__PROBLEM__. Pictures in the records should not be copied, but every other part must be repeated exactly.

— START INFORMATION SHOWN —

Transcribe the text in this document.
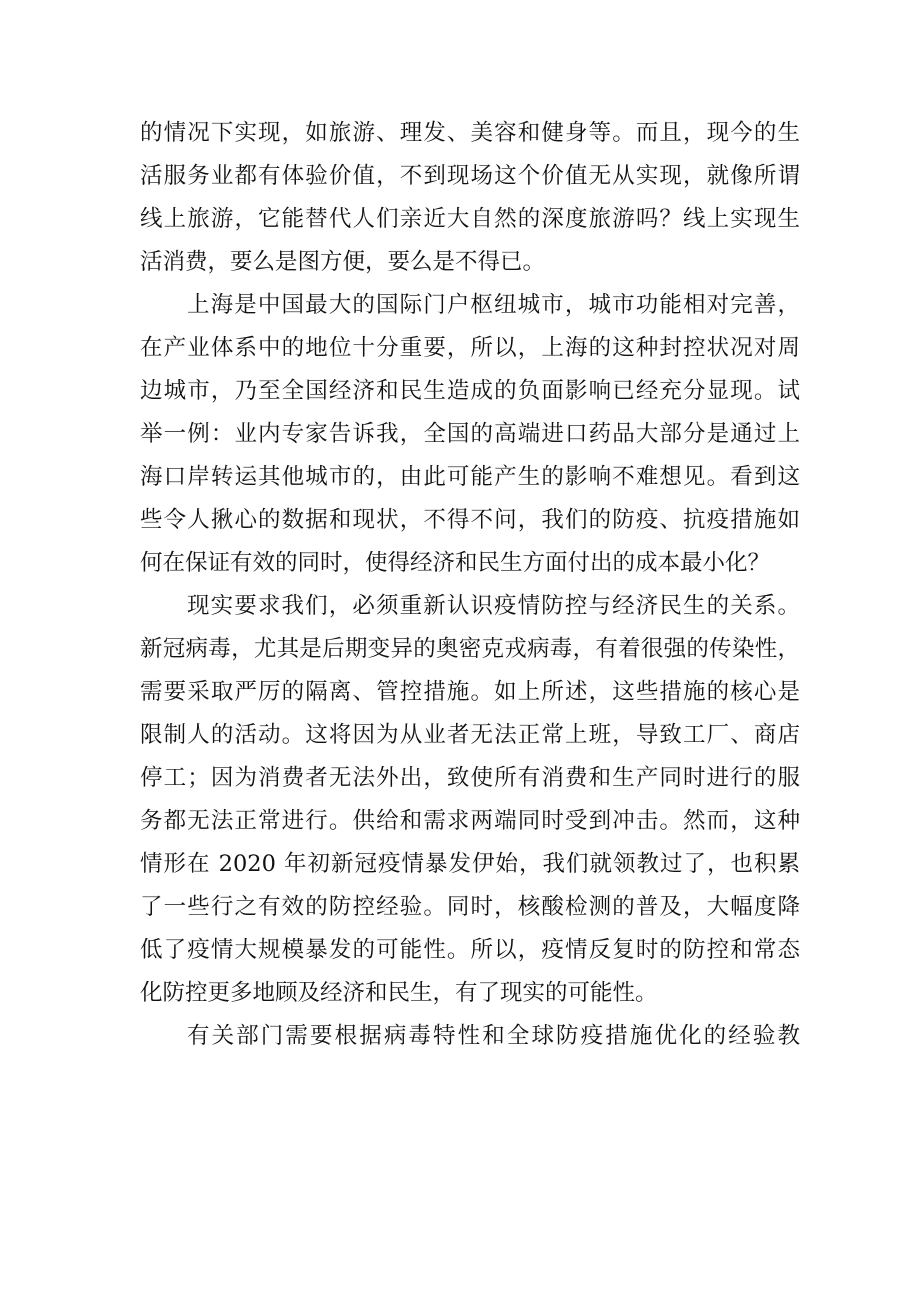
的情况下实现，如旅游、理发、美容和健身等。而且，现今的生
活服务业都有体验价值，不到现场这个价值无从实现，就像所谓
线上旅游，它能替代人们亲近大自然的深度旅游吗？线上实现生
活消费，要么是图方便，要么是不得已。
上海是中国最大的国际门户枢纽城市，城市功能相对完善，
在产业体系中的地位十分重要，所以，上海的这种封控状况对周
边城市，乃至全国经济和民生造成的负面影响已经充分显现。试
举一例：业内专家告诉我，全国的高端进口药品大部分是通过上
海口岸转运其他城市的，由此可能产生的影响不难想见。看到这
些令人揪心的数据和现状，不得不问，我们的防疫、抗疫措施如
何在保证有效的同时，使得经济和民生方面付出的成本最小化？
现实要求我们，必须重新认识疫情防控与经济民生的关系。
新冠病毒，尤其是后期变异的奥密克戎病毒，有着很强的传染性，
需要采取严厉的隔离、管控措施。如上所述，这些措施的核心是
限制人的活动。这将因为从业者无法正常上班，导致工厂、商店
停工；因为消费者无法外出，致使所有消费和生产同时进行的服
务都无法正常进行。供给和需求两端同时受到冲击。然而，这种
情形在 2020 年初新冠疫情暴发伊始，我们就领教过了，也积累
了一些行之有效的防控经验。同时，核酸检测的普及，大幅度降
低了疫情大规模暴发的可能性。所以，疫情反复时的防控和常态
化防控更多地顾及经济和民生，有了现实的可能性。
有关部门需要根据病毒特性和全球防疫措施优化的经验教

— END INFORMATION SHOWN —

__CORRECT RESPONSE__.
Transcribe the text in this document.
的情况下实现，如旅游、理发、美容和健身等。而且，现今的生
活服务业都有体验价值，不到现场这个价值无从实现，就像所谓
线上旅游，它能替代人们亲近大自然的深度旅游吗？线上实现生
活消费，要么是图方便，要么是不得已。
上海是中国最大的国际门户枢纽城市，城市功能相对完善，
在产业体系中的地位十分重要，所以，上海的这种封控状况对周
边城市，乃至全国经济和民生造成的负面影响已经充分显现。试
举一例：业内专家告诉我，全国的高端进口药品大部分是通过上
海口岸转运其他城市的，由此可能产生的影响不难想见。看到这
些令人揪心的数据和现状，不得不问，我们的防疫、抗疫措施如
何在保证有效的同时，使得经济和民生方面付出的成本最小化？
现实要求我们，必须重新认识疫情防控与经济民生的关系。
新冠病毒，尤其是后期变异的奥密克戎病毒，有着很强的传染性，
需要采取严厉的隔离、管控措施。如上所述，这些措施的核心是
限制人的活动。这将因为从业者无法正常上班，导致工厂、商店
停工；因为消费者无法外出，致使所有消费和生产同时进行的服
务都无法正常进行。供给和需求两端同时受到冲击。然而，这种
情形在 2020 年初新冠疫情暴发伊始，我们就领教过了，也积累
了一些行之有效的防控经验。同时，核酸检测的普及，大幅度降
低了疫情大规模暴发的可能性。所以，疫情反复时的防控和常态
化防控更多地顾及经济和民生，有了现实的可能性。
有关部门需要根据病毒特性和全球防疫措施优化的经验教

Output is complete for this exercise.